__WHAT THIS TASK INVOLVES__. Copy every line of the listing below without changing anything.

__MATERIAL TO PROCESS__.
§ §

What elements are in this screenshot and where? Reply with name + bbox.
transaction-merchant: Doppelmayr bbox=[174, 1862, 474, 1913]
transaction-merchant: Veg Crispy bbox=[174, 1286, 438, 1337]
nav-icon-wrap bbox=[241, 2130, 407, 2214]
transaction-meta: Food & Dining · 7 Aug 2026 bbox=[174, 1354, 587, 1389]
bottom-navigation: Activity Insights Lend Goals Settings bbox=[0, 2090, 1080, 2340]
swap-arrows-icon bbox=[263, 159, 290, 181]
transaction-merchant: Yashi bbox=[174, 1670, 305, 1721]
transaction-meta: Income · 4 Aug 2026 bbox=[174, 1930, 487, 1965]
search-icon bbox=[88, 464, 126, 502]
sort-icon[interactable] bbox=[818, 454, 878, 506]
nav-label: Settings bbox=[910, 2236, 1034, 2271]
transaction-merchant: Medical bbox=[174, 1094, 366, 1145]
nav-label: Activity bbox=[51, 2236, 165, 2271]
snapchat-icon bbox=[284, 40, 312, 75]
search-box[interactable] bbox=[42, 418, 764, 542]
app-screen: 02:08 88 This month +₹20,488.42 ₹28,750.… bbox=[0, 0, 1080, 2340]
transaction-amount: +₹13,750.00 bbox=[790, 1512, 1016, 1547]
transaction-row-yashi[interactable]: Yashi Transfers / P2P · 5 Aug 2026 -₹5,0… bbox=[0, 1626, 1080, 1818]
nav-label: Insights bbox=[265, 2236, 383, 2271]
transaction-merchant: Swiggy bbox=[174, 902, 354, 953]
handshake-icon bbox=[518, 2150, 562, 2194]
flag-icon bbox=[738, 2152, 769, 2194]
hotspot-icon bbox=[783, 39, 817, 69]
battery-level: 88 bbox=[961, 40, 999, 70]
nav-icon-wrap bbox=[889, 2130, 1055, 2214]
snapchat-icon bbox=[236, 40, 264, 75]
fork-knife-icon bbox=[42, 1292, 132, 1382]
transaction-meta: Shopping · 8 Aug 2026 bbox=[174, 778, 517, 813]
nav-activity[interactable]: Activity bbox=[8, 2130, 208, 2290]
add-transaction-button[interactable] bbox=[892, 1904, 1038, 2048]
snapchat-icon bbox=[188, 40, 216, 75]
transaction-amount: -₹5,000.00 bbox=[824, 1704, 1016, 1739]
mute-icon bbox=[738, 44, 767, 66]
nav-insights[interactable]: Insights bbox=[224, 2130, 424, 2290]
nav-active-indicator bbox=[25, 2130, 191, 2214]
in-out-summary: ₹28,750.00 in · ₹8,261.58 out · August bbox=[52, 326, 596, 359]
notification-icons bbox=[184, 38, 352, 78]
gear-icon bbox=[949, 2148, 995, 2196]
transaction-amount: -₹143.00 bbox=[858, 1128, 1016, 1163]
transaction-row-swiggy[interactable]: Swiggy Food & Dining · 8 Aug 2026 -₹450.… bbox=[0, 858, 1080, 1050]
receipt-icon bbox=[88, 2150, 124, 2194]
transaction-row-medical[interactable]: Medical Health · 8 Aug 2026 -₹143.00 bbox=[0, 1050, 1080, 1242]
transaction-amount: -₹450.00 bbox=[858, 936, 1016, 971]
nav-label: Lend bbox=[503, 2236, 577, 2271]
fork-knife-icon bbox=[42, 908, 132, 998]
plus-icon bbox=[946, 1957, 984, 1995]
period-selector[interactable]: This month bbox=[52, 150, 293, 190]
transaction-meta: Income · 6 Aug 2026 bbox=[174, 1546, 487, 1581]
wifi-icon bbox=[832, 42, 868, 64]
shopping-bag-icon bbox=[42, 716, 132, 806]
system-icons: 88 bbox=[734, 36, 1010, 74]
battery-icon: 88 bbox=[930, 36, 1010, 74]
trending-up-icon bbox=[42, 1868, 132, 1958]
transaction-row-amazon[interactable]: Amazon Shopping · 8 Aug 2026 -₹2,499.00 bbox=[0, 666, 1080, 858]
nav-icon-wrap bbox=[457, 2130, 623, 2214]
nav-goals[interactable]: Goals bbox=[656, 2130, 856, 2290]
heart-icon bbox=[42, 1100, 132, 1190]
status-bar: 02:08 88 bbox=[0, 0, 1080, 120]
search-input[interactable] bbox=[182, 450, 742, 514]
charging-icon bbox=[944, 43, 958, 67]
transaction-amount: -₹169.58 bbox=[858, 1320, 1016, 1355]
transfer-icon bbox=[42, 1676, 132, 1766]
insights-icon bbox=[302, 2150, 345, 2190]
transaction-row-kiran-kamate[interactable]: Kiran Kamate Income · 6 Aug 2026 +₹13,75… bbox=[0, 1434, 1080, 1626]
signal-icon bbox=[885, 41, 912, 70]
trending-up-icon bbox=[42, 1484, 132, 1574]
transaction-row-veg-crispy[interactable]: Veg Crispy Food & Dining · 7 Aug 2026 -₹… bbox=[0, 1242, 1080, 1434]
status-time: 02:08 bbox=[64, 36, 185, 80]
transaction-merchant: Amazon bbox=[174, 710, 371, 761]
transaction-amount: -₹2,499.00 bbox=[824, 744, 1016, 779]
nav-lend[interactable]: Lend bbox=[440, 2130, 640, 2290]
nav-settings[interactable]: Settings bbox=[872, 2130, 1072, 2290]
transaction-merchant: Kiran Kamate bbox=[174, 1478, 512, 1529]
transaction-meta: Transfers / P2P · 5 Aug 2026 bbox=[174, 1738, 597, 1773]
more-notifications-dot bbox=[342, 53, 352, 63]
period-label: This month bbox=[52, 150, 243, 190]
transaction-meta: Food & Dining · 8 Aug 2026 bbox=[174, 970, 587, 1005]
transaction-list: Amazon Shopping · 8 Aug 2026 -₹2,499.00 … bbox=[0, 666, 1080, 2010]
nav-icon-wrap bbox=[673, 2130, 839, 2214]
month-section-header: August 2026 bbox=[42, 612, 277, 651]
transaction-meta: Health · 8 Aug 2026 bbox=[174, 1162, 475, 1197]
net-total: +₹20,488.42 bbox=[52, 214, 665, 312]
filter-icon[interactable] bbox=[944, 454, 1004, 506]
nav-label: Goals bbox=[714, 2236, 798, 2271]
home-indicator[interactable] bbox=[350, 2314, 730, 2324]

§ §

__EXERCISE RESULT__.
What elements are in this screenshot and where? Reply with name + bbox.
transaction-merchant: Doppelmayr bbox=[174, 1862, 474, 1913]
transaction-merchant: Veg Crispy bbox=[174, 1286, 438, 1337]
nav-icon-wrap bbox=[241, 2130, 407, 2214]
transaction-meta: Food & Dining · 7 Aug 2026 bbox=[174, 1354, 587, 1389]
bottom-navigation: Activity Insights Lend Goals Settings bbox=[0, 2090, 1080, 2340]
swap-arrows-icon bbox=[263, 159, 290, 181]
transaction-merchant: Yashi bbox=[174, 1670, 305, 1721]
transaction-meta: Income · 4 Aug 2026 bbox=[174, 1930, 487, 1965]
search-icon bbox=[88, 464, 126, 502]
sort-icon[interactable] bbox=[818, 454, 878, 506]
nav-label: Settings bbox=[910, 2236, 1034, 2271]
transaction-merchant: Medical bbox=[174, 1094, 366, 1145]
nav-label: Activity bbox=[51, 2236, 165, 2271]
snapchat-icon bbox=[284, 40, 312, 75]
search-box[interactable] bbox=[42, 418, 764, 542]
app-screen: 02:08 88 This month +₹20,488.42 ₹28,750.… bbox=[0, 0, 1080, 2340]
transaction-amount: +₹13,750.00 bbox=[790, 1512, 1016, 1547]
transaction-row-yashi[interactable]: Yashi Transfers / P2P · 5 Aug 2026 -₹5,0… bbox=[0, 1626, 1080, 1818]
nav-label: Insights bbox=[265, 2236, 383, 2271]
transaction-merchant: Swiggy bbox=[174, 902, 354, 953]
handshake-icon bbox=[518, 2150, 562, 2194]
flag-icon bbox=[738, 2152, 769, 2194]
hotspot-icon bbox=[783, 39, 817, 69]
battery-level: 88 bbox=[961, 40, 999, 70]
nav-icon-wrap bbox=[889, 2130, 1055, 2214]
snapchat-icon bbox=[236, 40, 264, 75]
fork-knife-icon bbox=[42, 1292, 132, 1382]
transaction-meta: Shopping · 8 Aug 2026 bbox=[174, 778, 517, 813]
nav-activity[interactable]: Activity bbox=[8, 2130, 208, 2290]
add-transaction-button[interactable] bbox=[892, 1904, 1038, 2048]
snapchat-icon bbox=[188, 40, 216, 75]
transaction-amount: -₹5,000.00 bbox=[824, 1704, 1016, 1739]
mute-icon bbox=[738, 44, 767, 66]
nav-insights[interactable]: Insights bbox=[224, 2130, 424, 2290]
nav-active-indicator bbox=[25, 2130, 191, 2214]
in-out-summary: ₹28,750.00 in · ₹8,261.58 out · August bbox=[52, 326, 596, 359]
notification-icons bbox=[184, 38, 352, 78]
gear-icon bbox=[949, 2148, 995, 2196]
transaction-amount: -₹143.00 bbox=[858, 1128, 1016, 1163]
transaction-row-swiggy[interactable]: Swiggy Food & Dining · 8 Aug 2026 -₹450.… bbox=[0, 858, 1080, 1050]
receipt-icon bbox=[88, 2150, 124, 2194]
transaction-row-medical[interactable]: Medical Health · 8 Aug 2026 -₹143.00 bbox=[0, 1050, 1080, 1242]
transaction-amount: -₹450.00 bbox=[858, 936, 1016, 971]
nav-label: Lend bbox=[503, 2236, 577, 2271]
fork-knife-icon bbox=[42, 908, 132, 998]
plus-icon bbox=[946, 1957, 984, 1995]
period-selector[interactable]: This month bbox=[52, 150, 293, 190]
transaction-meta: Income · 6 Aug 2026 bbox=[174, 1546, 487, 1581]
wifi-icon bbox=[832, 42, 868, 64]
shopping-bag-icon bbox=[42, 716, 132, 806]
system-icons: 88 bbox=[734, 36, 1010, 74]
battery-icon: 88 bbox=[930, 36, 1010, 74]
trending-up-icon bbox=[42, 1868, 132, 1958]
transaction-row-amazon[interactable]: Amazon Shopping · 8 Aug 2026 -₹2,499.00 bbox=[0, 666, 1080, 858]
nav-icon-wrap bbox=[457, 2130, 623, 2214]
nav-goals[interactable]: Goals bbox=[656, 2130, 856, 2290]
heart-icon bbox=[42, 1100, 132, 1190]
status-bar: 02:08 88 bbox=[0, 0, 1080, 120]
search-input[interactable] bbox=[182, 450, 742, 514]
charging-icon bbox=[944, 43, 958, 67]
transaction-amount: -₹169.58 bbox=[858, 1320, 1016, 1355]
transfer-icon bbox=[42, 1676, 132, 1766]
insights-icon bbox=[302, 2150, 345, 2190]
transaction-row-kiran-kamate[interactable]: Kiran Kamate Income · 6 Aug 2026 +₹13,75… bbox=[0, 1434, 1080, 1626]
signal-icon bbox=[885, 41, 912, 70]
trending-up-icon bbox=[42, 1484, 132, 1574]
transaction-row-veg-crispy[interactable]: Veg Crispy Food & Dining · 7 Aug 2026 -₹… bbox=[0, 1242, 1080, 1434]
status-time: 02:08 bbox=[64, 36, 185, 80]
transaction-merchant: Amazon bbox=[174, 710, 371, 761]
transaction-amount: -₹2,499.00 bbox=[824, 744, 1016, 779]
nav-lend[interactable]: Lend bbox=[440, 2130, 640, 2290]
nav-settings[interactable]: Settings bbox=[872, 2130, 1072, 2290]
transaction-merchant: Kiran Kamate bbox=[174, 1478, 512, 1529]
transaction-meta: Transfers / P2P · 5 Aug 2026 bbox=[174, 1738, 597, 1773]
more-notifications-dot bbox=[342, 53, 352, 63]
period-label: This month bbox=[52, 150, 243, 190]
transaction-meta: Food & Dining · 8 Aug 2026 bbox=[174, 970, 587, 1005]
transaction-list: Amazon Shopping · 8 Aug 2026 -₹2,499.00 … bbox=[0, 666, 1080, 2010]
nav-icon-wrap bbox=[673, 2130, 839, 2214]
month-section-header: August 2026 bbox=[42, 612, 277, 651]
transaction-meta: Health · 8 Aug 2026 bbox=[174, 1162, 475, 1197]
net-total: +₹20,488.42 bbox=[52, 214, 665, 312]
filter-icon[interactable] bbox=[944, 454, 1004, 506]
nav-label: Goals bbox=[714, 2236, 798, 2271]
home-indicator[interactable] bbox=[350, 2314, 730, 2324]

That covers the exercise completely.